Please restate the following records word for word.
((
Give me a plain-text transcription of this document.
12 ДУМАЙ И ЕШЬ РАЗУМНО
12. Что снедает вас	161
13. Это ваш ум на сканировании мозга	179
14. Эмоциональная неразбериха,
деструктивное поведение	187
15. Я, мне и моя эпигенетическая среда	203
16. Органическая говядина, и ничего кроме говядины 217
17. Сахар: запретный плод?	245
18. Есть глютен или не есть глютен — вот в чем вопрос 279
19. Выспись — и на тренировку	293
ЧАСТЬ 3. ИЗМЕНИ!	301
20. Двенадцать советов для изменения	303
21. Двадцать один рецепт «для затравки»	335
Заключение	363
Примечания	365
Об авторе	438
))
EXERCISE OUTPUT:
Give me a plain-text transcription of this document.
12 ДУМАЙ И ЕШЬ РАЗУМНО
12. Что снедает вас	161
13. Это ваш ум на сканировании мозга	179
14. Эмоциональная неразбериха,
деструктивное поведение	187
15. Я, мне и моя эпигенетическая среда	203
16. Органическая говядина, и ничего кроме говядины 217
17. Сахар: запретный плод?	245
18. Есть глютен или не есть глютен — вот в чем вопрос 279
19. Выспись — и на тренировку	293
ЧАСТЬ 3. ИЗМЕНИ!	301
20. Двенадцать советов для изменения	303
21. Двадцать один рецепт «для затравки»	335
Заключение	363
Примечания	365
Об авторе	438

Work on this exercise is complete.